Anche se orientata verso un mercato più ampio, la Caproni, non tradì la riconoscenza nei confronti di Giulio Douhet, tra i primi teorici del bombardamento strategico, e la cui ferma fiducia nei confronti del progetto Ca.30-Ca.31aveva consentito alla Caproni di costruirsi la sua fama. Nella seconda metà degli anni venti iniziarono così a vedere la luce diversi progetti di bombardieri pesanti, che vennero testati dalla 62a Squadriglia "Bombardieri Giganti". Tra questi il Ca.90, il più grande aereo terrestre del periodo che detiene il primato di più grande biplano mai costruito. Questi velivoli rimasero però tutti allo stadio di prototipo, in quanto la Regia Aeronautica preferì investire sui bombardieri medi.




Fra i velivoli sviluppati successivamente figurano quelli progettati dell'ingegner Luigi Stipa e dell'ingegner Campini. Lo Stipa Caproni, del 1932, servì da banco di prova volante per sperimentare l'elica intubata; il prototipo non ebbe seguito, e solo successivamente Luigi Stipa ne riprese lo sviluppo in Francia.

» **COMPITO ASSEGNATO 1**:
Ricopia senza cambiare nulla le righe dei record, partendo dalla prima e arrivando a quella che contiene "terminal-output[interactable]: [arthas@16683]$ trace", compresa.
Il testo e i record sono due materiali distinti, senza legami fra loro.

» **RECORD ESTRATTI**:
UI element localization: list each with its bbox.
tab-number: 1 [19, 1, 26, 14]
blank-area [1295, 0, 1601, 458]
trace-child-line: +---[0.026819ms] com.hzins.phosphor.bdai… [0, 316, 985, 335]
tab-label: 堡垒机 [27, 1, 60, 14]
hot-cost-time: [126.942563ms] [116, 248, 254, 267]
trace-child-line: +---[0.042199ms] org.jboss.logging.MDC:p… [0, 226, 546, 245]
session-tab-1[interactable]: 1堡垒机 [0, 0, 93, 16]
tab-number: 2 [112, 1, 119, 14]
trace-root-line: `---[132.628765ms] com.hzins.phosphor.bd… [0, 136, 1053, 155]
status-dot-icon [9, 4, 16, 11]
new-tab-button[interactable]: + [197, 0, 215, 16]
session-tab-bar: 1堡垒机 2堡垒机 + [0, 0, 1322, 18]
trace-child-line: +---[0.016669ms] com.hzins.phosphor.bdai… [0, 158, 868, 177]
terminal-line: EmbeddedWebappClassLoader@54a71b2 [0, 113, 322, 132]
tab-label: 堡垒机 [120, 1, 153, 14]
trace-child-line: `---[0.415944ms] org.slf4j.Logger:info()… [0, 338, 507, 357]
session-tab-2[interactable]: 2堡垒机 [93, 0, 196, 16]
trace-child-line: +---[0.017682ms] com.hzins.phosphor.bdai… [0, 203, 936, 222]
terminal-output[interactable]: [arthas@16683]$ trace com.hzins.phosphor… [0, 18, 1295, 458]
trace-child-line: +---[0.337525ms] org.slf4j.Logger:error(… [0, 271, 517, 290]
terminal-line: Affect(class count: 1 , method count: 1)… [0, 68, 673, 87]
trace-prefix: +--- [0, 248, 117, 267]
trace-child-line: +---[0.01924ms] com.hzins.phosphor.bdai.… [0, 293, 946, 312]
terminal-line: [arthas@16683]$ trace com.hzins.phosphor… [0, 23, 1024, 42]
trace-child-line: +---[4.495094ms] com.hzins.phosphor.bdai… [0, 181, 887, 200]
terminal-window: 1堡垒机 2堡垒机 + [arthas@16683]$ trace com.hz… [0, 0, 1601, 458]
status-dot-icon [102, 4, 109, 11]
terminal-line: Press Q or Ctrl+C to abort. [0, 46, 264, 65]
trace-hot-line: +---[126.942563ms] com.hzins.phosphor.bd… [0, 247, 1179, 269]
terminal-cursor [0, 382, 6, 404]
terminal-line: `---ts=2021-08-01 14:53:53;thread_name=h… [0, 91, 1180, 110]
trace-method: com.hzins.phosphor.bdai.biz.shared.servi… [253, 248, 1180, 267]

» **COMPITO ASSEGNATO 2**:
Nel testo sulla Caproni, quale squadriglia testò i progetti di bombardieri pesanti?

» **RISULTATO 1**:
UI element localization: list each with its bbox.
tab-number: 1 [19, 1, 26, 14]
blank-area [1295, 0, 1601, 458]
trace-child-line: +---[0.026819ms] com.hzins.phosphor.bdai… [0, 316, 985, 335]
tab-label: 堡垒机 [27, 1, 60, 14]
hot-cost-time: [126.942563ms] [116, 248, 254, 267]
trace-child-line: +---[0.042199ms] org.jboss.logging.MDC:p… [0, 226, 546, 245]
session-tab-1[interactable]: 1堡垒机 [0, 0, 93, 16]
tab-number: 2 [112, 1, 119, 14]
trace-root-line: `---[132.628765ms] com.hzins.phosphor.bd… [0, 136, 1053, 155]
status-dot-icon [9, 4, 16, 11]
new-tab-button[interactable]: + [197, 0, 215, 16]
session-tab-bar: 1堡垒机 2堡垒机 + [0, 0, 1322, 18]
trace-child-line: +---[0.016669ms] com.hzins.phosphor.bdai… [0, 158, 868, 177]
terminal-line: EmbeddedWebappClassLoader@54a71b2 [0, 113, 322, 132]
tab-label: 堡垒机 [120, 1, 153, 14]
trace-child-line: `---[0.415944ms] org.slf4j.Logger:info()… [0, 338, 507, 357]
session-tab-2[interactable]: 2堡垒机 [93, 0, 196, 16]
trace-child-line: +---[0.017682ms] com.hzins.phosphor.bdai… [0, 203, 936, 222]
terminal-output[interactable]: [arthas@16683]$ trace com.hzins.phosphor… [0, 18, 1295, 458]

» **RISULTATO 2**:
La 62a Squadriglia "Bombardieri Giganti".